Data shown:
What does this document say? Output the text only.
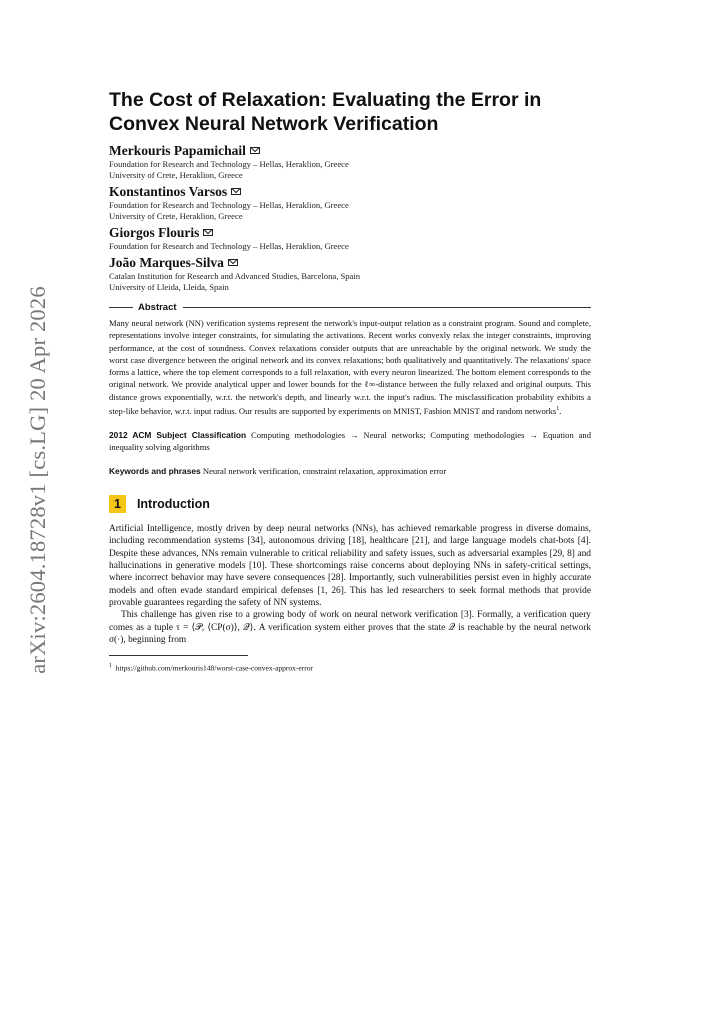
arXiv:2604.18728v1 [cs.LG] 20 Apr 2026
The Cost of Relaxation: Evaluating the Error in
Convex Neural Network Verification
Merkouris Papamichail
Foundation for Research and Technology – Hellas, Heraklion, Greece
University of Crete, Heraklion, Greece
Konstantinos Varsos
Foundation for Research and Technology – Hellas, Heraklion, Greece
University of Crete, Heraklion, Greece
Giorgos Flouris
Foundation for Research and Technology – Hellas, Heraklion, Greece
João Marques-Silva
Catalan Institution for Research and Advanced Studies, Barcelona, Spain
University of Lleida, Lleida, Spain
Abstract

Many neural network (NN) verification systems represent the network's input-output relation as a constraint program. Sound and complete, representations involve integer constraints, for simulating the activations. Recent works convexly relax the integer constraints, improving performance, at the cost of soundness. Convex relaxations consider outputs that are unreachable by the original network. We study the worst case divergence between the original network and its convex relaxations; both qualitatively and quantitatively. The relaxations' space forms a lattice, where the top element corresponds to a full relaxation, with every neuron linearized. The bottom element corresponds to the original network. We provide analytical upper and lower bounds for the ℓ∞-distance between the fully relaxed and original outputs. This distance grows exponentially, w.r.t. the network's depth, and linearly w.r.t. the input's radius. The misclassification probability exhibits a step-like behavior, w.r.t. input radius. Our results are supported by experiments on MNIST, Fashion MNIST and random networks$^1$.

2012 ACM Subject Classification Computing methodologies → Neural networks; Computing methodologies → Equation and inequality solving algorithms

Keywords and phrases Neural network verification, constraint relaxation, approximation error

1	Introduction

Artificial Intelligence, mostly driven by deep neural networks (NNs), has achieved remarkable progress in diverse domains, including recommendation systems [34], autonomous driving [18], healthcare [21], and large language models chat-bots [4]. Despite these advances, NNs remain vulnerable to critical reliability and safety issues, such as adversarial examples [29, 8] and hallucinations in generative models [10]. These shortcomings raise concerns about deploying NNs in safety-critical settings, where incorrect behavior may have severe consequences [28]. Importantly, such vulnerabilities persist even in highly accurate models and often evade standard empirical defenses [1, 26]. This has led researchers to seek formal methods that provide provable guarantees regarding the safety of NN systems.

This challenge has given rise to a growing body of work on neural network verification [3]. Formally, a verification query comes as a tuple τ = ⟨𝒫, ⟨CP(σ)⟩, 𝒬⟩. A verification system either proves that the state 𝒬 is reachable by the neural network σ(·), beginning from

$^1$ https://github.com/merkouris148/worst-case-convex-approx-error
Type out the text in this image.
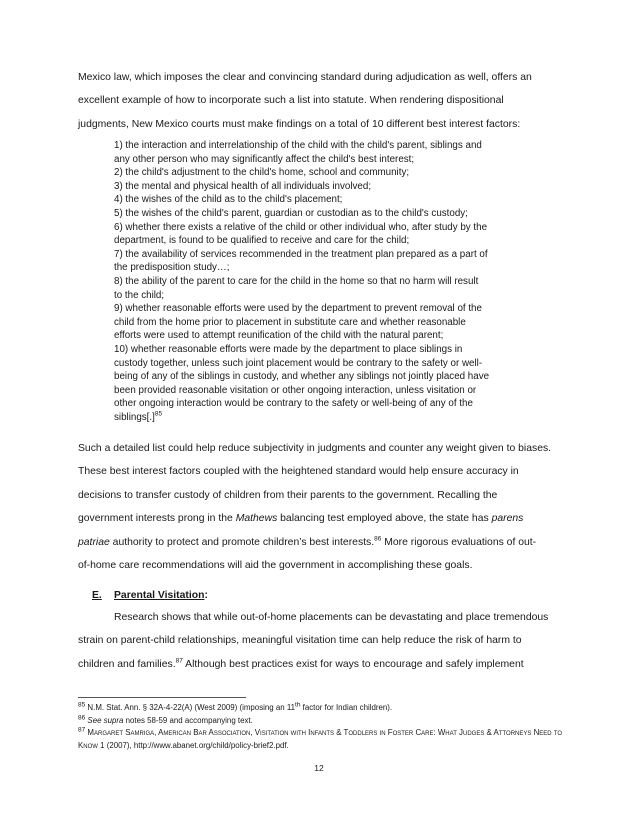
Mexico law, which imposes the clear and convincing standard during adjudication as well, offers an
excellent example of how to incorporate such a list into statute. When rendering dispositional
judgments, New Mexico courts must make findings on a total of 10 different best interest factors:

1) the interaction and interrelationship of the child with the child's parent, siblings and
any other person who may significantly affect the child's best interest;
2) the child's adjustment to the child's home, school and community;
3) the mental and physical health of all individuals involved;
4) the wishes of the child as to the child's placement;
5) the wishes of the child's parent, guardian or custodian as to the child's custody;
6) whether there exists a relative of the child or other individual who, after study by the
department, is found to be qualified to receive and care for the child;
7) the availability of services recommended in the treatment plan prepared as a part of
the predisposition study…;
8) the ability of the parent to care for the child in the home so that no harm will result
to the child;
9) whether reasonable efforts were used by the department to prevent removal of the
child from the home prior to placement in substitute care and whether reasonable
efforts were used to attempt reunification of the child with the natural parent;
10) whether reasonable efforts were made by the department to place siblings in
custody together, unless such joint placement would be contrary to the safety or well-
being of any of the siblings in custody, and whether any siblings not jointly placed have
been provided reasonable visitation or other ongoing interaction, unless visitation or
other ongoing interaction would be contrary to the safety or well-being of any of the
siblings[.]$^{85}$

Such a detailed list could help reduce subjectivity in judgments and counter any weight given to biases.
These best interest factors coupled with the heightened standard would help ensure accuracy in
decisions to transfer custody of children from their parents to the government. Recalling the
government interests prong in the Mathews balancing test employed above, the state has parens
patriae authority to protect and promote children’s best interests.$^{86}$ More rigorous evaluations of out-
of-home care recommendations will aid the government in accomplishing these goals.

E. Parental Visitation:

Research shows that while out-of-home placements can be devastating and place tremendous
strain on parent-child relationships, meaningful visitation time can help reduce the risk of harm to
children and families.$^{87}$ Although best practices exist for ways to encourage and safely implement

$^{85}$ N.M. Stat. Ann. § 32A-4-22(A) (West 2009) (imposing an 11th factor for Indian children).
$^{86}$ See supra notes 58-59 and accompanying text.
$^{87}$ Margaret Samriga, American Bar Association, Visitation with Infants & Toddlers in Foster Care: What Judges & Attorneys Need to
Know 1 (2007), http://www.abanet.org/child/policy-brief2.pdf.
12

Problem to work on: Copy each line of the records containing the string "from".

Expected output:
This challenge has given rise to a growing body of work on neural network verification [3]. Formally, a verification query comes as a tuple τ = ⟨𝒫, ⟨CP(σ)⟩, 𝒬⟩. A verification system either proves that the state 𝒬 is reachable by the neural network σ(·), beginning from
child from the home prior to placement in substitute care and whether reasonable
decisions to transfer custody of children from their parents to the government. Recalling the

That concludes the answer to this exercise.